■ What is expected
Extract all records. Keep each one exact.

■ Data rows
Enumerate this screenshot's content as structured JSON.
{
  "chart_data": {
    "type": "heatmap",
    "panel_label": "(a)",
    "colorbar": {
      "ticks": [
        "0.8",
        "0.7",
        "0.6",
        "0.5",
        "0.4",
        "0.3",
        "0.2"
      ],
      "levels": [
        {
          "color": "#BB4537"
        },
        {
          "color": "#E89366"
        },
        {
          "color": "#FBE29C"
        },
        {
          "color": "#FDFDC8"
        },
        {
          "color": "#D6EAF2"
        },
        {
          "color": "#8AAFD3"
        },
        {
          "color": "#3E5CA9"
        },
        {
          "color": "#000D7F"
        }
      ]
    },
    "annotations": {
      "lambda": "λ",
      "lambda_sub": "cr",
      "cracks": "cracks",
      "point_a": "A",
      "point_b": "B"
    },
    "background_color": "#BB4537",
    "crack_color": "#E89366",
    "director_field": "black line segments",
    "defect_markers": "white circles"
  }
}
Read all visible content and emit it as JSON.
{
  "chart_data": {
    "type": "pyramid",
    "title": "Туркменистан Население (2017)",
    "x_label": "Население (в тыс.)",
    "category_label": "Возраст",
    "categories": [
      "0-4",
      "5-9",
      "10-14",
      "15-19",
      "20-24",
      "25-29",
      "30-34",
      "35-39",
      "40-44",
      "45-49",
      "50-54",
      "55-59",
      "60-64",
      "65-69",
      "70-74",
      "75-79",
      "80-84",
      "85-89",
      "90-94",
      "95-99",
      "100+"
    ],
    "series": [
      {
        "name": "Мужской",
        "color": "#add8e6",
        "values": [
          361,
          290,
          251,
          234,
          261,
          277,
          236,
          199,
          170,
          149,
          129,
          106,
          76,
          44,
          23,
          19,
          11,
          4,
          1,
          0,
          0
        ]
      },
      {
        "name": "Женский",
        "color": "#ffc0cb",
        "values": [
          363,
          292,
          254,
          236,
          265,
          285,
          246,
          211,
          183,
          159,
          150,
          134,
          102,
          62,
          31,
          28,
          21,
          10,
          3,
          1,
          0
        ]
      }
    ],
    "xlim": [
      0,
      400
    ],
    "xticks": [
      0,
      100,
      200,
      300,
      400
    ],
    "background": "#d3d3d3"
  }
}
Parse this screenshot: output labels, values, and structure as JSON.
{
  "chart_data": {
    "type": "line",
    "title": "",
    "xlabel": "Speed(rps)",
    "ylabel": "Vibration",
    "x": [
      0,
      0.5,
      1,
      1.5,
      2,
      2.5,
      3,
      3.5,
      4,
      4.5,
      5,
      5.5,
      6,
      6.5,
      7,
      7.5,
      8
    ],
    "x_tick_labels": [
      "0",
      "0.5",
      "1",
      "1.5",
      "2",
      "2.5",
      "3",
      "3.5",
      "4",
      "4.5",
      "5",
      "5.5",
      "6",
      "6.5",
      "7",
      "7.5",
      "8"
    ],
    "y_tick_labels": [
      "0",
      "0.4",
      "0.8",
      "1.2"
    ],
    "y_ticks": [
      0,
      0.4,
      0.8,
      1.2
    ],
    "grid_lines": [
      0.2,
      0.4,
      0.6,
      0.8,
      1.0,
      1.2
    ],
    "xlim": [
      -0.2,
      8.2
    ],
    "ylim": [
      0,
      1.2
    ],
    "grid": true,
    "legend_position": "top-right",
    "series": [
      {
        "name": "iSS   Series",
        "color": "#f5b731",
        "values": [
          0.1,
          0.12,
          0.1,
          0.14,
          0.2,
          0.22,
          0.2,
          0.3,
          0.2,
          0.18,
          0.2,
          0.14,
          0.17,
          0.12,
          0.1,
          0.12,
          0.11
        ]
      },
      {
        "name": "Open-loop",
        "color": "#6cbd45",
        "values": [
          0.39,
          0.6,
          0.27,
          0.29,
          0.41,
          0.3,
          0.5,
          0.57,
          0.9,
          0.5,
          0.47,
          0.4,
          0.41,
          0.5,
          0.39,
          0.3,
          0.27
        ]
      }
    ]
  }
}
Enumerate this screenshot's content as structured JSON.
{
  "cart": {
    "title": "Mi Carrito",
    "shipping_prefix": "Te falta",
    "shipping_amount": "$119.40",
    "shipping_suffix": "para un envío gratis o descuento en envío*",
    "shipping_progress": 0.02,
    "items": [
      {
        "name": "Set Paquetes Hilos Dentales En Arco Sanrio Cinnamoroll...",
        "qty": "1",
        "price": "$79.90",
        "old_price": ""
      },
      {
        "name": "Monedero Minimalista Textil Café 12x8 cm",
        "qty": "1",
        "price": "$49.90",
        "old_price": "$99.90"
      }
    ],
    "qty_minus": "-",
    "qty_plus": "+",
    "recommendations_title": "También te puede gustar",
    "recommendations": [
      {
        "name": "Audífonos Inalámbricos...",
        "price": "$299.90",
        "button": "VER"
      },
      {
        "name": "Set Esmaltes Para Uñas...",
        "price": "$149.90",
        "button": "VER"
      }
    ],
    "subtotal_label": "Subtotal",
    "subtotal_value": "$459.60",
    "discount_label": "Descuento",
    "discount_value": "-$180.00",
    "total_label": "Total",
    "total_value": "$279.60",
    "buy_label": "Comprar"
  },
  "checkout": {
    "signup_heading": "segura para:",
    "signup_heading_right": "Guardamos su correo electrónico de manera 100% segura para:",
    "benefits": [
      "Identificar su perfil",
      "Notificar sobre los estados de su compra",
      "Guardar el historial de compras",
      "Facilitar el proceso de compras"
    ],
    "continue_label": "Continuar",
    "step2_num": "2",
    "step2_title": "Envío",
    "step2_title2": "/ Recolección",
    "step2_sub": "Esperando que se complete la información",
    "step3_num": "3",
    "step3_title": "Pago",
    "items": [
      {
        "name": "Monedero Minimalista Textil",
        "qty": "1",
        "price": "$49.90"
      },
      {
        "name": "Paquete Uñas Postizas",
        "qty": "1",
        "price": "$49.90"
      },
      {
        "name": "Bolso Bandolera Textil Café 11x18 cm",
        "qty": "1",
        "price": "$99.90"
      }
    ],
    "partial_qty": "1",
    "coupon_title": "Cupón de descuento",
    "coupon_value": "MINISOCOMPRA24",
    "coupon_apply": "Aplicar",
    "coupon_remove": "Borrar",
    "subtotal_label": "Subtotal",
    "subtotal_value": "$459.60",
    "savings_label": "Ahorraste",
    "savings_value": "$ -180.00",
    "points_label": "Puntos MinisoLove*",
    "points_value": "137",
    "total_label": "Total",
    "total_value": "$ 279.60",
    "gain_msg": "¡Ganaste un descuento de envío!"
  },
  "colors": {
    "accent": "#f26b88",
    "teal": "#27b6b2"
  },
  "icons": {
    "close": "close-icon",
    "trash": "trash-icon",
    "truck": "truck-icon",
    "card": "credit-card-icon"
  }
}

■ Answer for this exercise
Enumerate this screenshot's content as structured JSON.
{
  "chart_data": {
    "type": "heatmap",
    "panel_label": "(a)",
    "colorbar": {
      "ticks": [
        "0.8",
        "0.7",
        "0.6",
        "0.5",
        "0.4",
        "0.3",
        "0.2"
      ],
      "levels": [
        {
          "color": "#BB4537"
        },
        {
          "color": "#E89366"
        },
        {
          "color": "#FBE29C"
        },
        {
          "color": "#FDFDC8"
        },
        {
          "color": "#D6EAF2"
        },
        {
          "color": "#8AAFD3"
        },
        {
          "color": "#3E5CA9"
        },
        {
          "color": "#000D7F"
        }
      ]
    },
    "annotations": {
      "lambda": "λ",
      "lambda_sub": "cr",
      "cracks": "cracks",
      "point_a": "A",
      "point_b": "B"
    },
    "background_color": "#BB4537",
    "crack_color": "#E89366",
    "director_field": "black line segments",
    "defect_markers": "white circles"
  }
}
Read all visible content and emit it as JSON.
{
  "chart_data": {
    "type": "pyramid",
    "title": "Туркменистан Население (2017)",
    "x_label": "Население (в тыс.)",
    "category_label": "Возраст",
    "categories": [
      "0-4",
      "5-9",
      "10-14",
      "15-19",
      "20-24",
      "25-29",
      "30-34",
      "35-39",
      "40-44",
      "45-49",
      "50-54",
      "55-59",
      "60-64",
      "65-69",
      "70-74",
      "75-79",
      "80-84",
      "85-89",
      "90-94",
      "95-99",
      "100+"
    ],
    "series": [
      {
        "name": "Мужской",
        "color": "#add8e6",
        "values": [
          361,
          290,
          251,
          234,
          261,
          277,
          236,
          199,
          170,
          149,
          129,
          106,
          76,
          44,
          23,
          19,
          11,
          4,
          1,
          0,
          0
        ]
      },
      {
        "name": "Женский",
        "color": "#ffc0cb",
        "values": [
          363,
          292,
          254,
          236,
          265,
          285,
          246,
          211,
          183,
          159,
          150,
          134,
          102,
          62,
          31,
          28,
          21,
          10,
          3,
          1,
          0
        ]
      }
    ],
    "xlim": [
      0,
      400
    ],
    "xticks": [
      0,
      100,
      200,
      300,
      400
    ],
    "background": "#d3d3d3"
  }
}
Parse this screenshot: output labels, values, and structure as JSON.
{
  "chart_data": {
    "type": "line",
    "title": "",
    "xlabel": "Speed(rps)",
    "ylabel": "Vibration",
    "x": [
      0,
      0.5,
      1,
      1.5,
      2,
      2.5,
      3,
      3.5,
      4,
      4.5,
      5,
      5.5,
      6,
      6.5,
      7,
      7.5,
      8
    ],
    "x_tick_labels": [
      "0",
      "0.5",
      "1",
      "1.5",
      "2",
      "2.5",
      "3",
      "3.5",
      "4",
      "4.5",
      "5",
      "5.5",
      "6",
      "6.5",
      "7",
      "7.5",
      "8"
    ],
    "y_tick_labels": [
      "0",
      "0.4",
      "0.8",
      "1.2"
    ],
    "y_ticks": [
      0,
      0.4,
      0.8,
      1.2
    ],
    "grid_lines": [
      0.2,
      0.4,
      0.6,
      0.8,
      1.0,
      1.2
    ],
    "xlim": [
      -0.2,
      8.2
    ],
    "ylim": [
      0,
      1.2
    ],
    "grid": true,
    "legend_position": "top-right",
    "series": [
      {
        "name": "iSS   Series",
        "color": "#f5b731",
        "values": [
          0.1,
          0.12,
          0.1,
          0.14,
          0.2,
          0.22,
          0.2,
          0.3,
          0.2,
          0.18,
          0.2,
          0.14,
          0.17,
          0.12,
          0.1,
          0.12,
          0.11
        ]
      },
      {
        "name": "Open-loop",
        "color": "#6cbd45",
        "values": [
          0.39,
          0.6,
          0.27,
          0.29,
          0.41,
          0.3,
          0.5,
          0.57,
          0.9,
          0.5,
          0.47,
          0.4,
          0.41,
          0.5,
          0.39,
          0.3,
          0.27
        ]
      }
    ]
  }
}
Enumerate this screenshot's content as structured JSON.
{
  "cart": {
    "title": "Mi Carrito",
    "shipping_prefix": "Te falta",
    "shipping_amount": "$119.40",
    "shipping_suffix": "para un envío gratis o descuento en envío*",
    "shipping_progress": 0.02,
    "items": [
      {
        "name": "Set Paquetes Hilos Dentales En Arco Sanrio Cinnamoroll...",
        "qty": "1",
        "price": "$79.90",
        "old_price": ""
      },
      {
        "name": "Monedero Minimalista Textil Café 12x8 cm",
        "qty": "1",
        "price": "$49.90",
        "old_price": "$99.90"
      }
    ],
    "qty_minus": "-",
    "qty_plus": "+",
    "recommendations_title": "También te puede gustar",
    "recommendations": [
      {
        "name": "Audífonos Inalámbricos...",
        "price": "$299.90",
        "button": "VER"
      },
      {
        "name": "Set Esmaltes Para Uñas...",
        "price": "$149.90",
        "button": "VER"
      }
    ],
    "subtotal_label": "Subtotal",
    "subtotal_value": "$459.60",
    "discount_label": "Descuento",
    "discount_value": "-$180.00",
    "total_label": "Total",
    "total_value": "$279.60",
    "buy_label": "Comprar"
  },
  "checkout": {
    "signup_heading": "segura para:",
    "signup_heading_right": "Guardamos su correo electrónico de manera 100% segura para:",
    "benefits": [
      "Identificar su perfil",
      "Notificar sobre los estados de su compra",
      "Guardar el historial de compras",
      "Facilitar el proceso de compras"
    ],
    "continue_label": "Continuar",
    "step2_num": "2",
    "step2_title": "Envío",
    "step2_title2": "/ Recolección",
    "step2_sub": "Esperando que se complete la información",
    "step3_num": "3",
    "step3_title": "Pago",
    "items": [
      {
        "name": "Monedero Minimalista Textil",
        "qty": "1",
        "price": "$49.90"
      },
      {
        "name": "Paquete Uñas Postizas",
        "qty": "1",
        "price": "$49.90"
      },
      {
        "name": "Bolso Bandolera Textil Café 11x18 cm",
        "qty": "1",
        "price": "$99.90"
      }
    ],
    "partial_qty": "1",
    "coupon_title": "Cupón de descuento",
    "coupon_value": "MINISOCOMPRA24",
    "coupon_apply": "Aplicar",
    "coupon_remove": "Borrar",
    "subtotal_label": "Subtotal",
    "subtotal_value": "$459.60",
    "savings_label": "Ahorraste",
    "savings_value": "$ -180.00",
    "points_label": "Puntos MinisoLove*",
    "points_value": "137",
    "total_label": "Total",
    "total_value": "$ 279.60",
    "gain_msg": "¡Ganaste un descuento de envío!"
  },
  "colors": {
    "accent": "#f26b88",
    "teal": "#27b6b2"
  },
  "icons": {
    "close": "close-icon",
    "trash": "trash-icon",
    "truck": "truck-icon",
    "card": "credit-card-icon"
  }
}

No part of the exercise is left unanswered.